Challenge:
Search the listing for the string "true" and copy every line that contains it.

Entries supplied:
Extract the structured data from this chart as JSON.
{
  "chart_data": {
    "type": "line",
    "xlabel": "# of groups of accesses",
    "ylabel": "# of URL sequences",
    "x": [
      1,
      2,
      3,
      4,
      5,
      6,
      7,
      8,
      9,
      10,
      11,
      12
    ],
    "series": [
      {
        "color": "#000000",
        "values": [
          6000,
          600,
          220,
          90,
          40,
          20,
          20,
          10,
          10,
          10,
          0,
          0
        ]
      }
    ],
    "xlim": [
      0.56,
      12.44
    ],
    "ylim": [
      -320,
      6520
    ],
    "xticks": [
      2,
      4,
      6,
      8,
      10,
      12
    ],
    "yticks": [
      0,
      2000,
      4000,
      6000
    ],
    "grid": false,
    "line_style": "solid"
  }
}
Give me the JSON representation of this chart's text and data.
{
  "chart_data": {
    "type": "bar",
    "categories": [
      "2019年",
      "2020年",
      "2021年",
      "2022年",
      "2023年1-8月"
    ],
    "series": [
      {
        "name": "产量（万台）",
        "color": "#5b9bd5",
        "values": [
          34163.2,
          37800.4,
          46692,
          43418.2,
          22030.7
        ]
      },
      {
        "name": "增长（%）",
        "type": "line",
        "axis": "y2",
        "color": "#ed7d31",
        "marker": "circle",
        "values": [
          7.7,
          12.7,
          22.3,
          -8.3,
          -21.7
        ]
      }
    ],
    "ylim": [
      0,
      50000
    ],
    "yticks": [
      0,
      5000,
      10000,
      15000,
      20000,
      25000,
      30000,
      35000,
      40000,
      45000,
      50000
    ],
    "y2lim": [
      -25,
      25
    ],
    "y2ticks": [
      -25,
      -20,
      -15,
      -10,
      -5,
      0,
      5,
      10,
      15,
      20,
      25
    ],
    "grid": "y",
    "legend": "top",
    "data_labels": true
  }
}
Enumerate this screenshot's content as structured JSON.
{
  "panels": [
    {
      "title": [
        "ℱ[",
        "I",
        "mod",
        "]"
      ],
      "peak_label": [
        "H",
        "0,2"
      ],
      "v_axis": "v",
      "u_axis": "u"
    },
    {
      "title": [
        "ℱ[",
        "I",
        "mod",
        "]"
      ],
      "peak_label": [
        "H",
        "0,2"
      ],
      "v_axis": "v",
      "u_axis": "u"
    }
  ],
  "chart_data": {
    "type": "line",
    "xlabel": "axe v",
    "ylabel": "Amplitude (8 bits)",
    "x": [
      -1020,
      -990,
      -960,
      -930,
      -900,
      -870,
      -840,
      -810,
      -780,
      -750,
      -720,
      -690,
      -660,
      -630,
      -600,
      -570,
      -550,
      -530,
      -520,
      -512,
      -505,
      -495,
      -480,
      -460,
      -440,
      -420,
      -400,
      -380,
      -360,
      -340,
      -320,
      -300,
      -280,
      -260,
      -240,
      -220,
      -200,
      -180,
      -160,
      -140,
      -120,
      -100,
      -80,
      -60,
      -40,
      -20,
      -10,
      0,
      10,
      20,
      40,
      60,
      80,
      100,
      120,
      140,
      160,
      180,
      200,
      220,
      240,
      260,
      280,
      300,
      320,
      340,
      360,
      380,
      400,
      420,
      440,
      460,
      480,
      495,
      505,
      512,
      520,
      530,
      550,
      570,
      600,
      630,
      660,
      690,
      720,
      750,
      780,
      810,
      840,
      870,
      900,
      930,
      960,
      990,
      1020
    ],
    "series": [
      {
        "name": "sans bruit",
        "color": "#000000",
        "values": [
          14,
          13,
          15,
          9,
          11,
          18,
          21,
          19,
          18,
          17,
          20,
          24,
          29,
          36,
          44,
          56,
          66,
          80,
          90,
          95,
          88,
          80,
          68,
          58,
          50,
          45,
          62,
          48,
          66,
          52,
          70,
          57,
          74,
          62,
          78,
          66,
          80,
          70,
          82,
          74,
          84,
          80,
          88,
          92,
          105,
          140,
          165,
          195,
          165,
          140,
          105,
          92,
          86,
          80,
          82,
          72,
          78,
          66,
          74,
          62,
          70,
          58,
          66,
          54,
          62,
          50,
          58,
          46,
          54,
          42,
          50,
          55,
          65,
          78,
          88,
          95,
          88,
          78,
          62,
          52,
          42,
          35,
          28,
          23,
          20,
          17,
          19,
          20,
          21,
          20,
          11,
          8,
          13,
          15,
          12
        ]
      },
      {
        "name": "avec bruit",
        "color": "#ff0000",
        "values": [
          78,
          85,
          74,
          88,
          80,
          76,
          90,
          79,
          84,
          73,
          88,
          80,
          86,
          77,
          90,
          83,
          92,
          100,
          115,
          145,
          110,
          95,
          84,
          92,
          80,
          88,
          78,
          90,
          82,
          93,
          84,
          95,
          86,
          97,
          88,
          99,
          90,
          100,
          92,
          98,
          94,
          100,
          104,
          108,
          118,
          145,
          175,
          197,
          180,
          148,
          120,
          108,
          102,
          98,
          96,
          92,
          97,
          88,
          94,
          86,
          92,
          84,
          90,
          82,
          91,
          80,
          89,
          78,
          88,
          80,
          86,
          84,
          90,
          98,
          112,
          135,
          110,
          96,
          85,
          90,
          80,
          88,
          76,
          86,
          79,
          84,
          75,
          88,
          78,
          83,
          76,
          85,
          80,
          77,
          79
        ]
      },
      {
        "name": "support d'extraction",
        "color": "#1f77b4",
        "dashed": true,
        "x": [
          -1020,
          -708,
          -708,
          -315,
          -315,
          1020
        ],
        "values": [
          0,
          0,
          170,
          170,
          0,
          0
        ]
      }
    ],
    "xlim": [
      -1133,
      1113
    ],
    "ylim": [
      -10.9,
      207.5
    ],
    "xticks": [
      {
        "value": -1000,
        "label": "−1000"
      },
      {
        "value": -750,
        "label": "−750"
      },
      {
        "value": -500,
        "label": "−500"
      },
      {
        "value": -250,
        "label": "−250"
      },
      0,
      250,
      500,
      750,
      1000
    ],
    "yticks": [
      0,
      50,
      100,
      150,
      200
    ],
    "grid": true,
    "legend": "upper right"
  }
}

Solution to this problem:
    "data_labels": true
        "dashed": true,
    "grid": true,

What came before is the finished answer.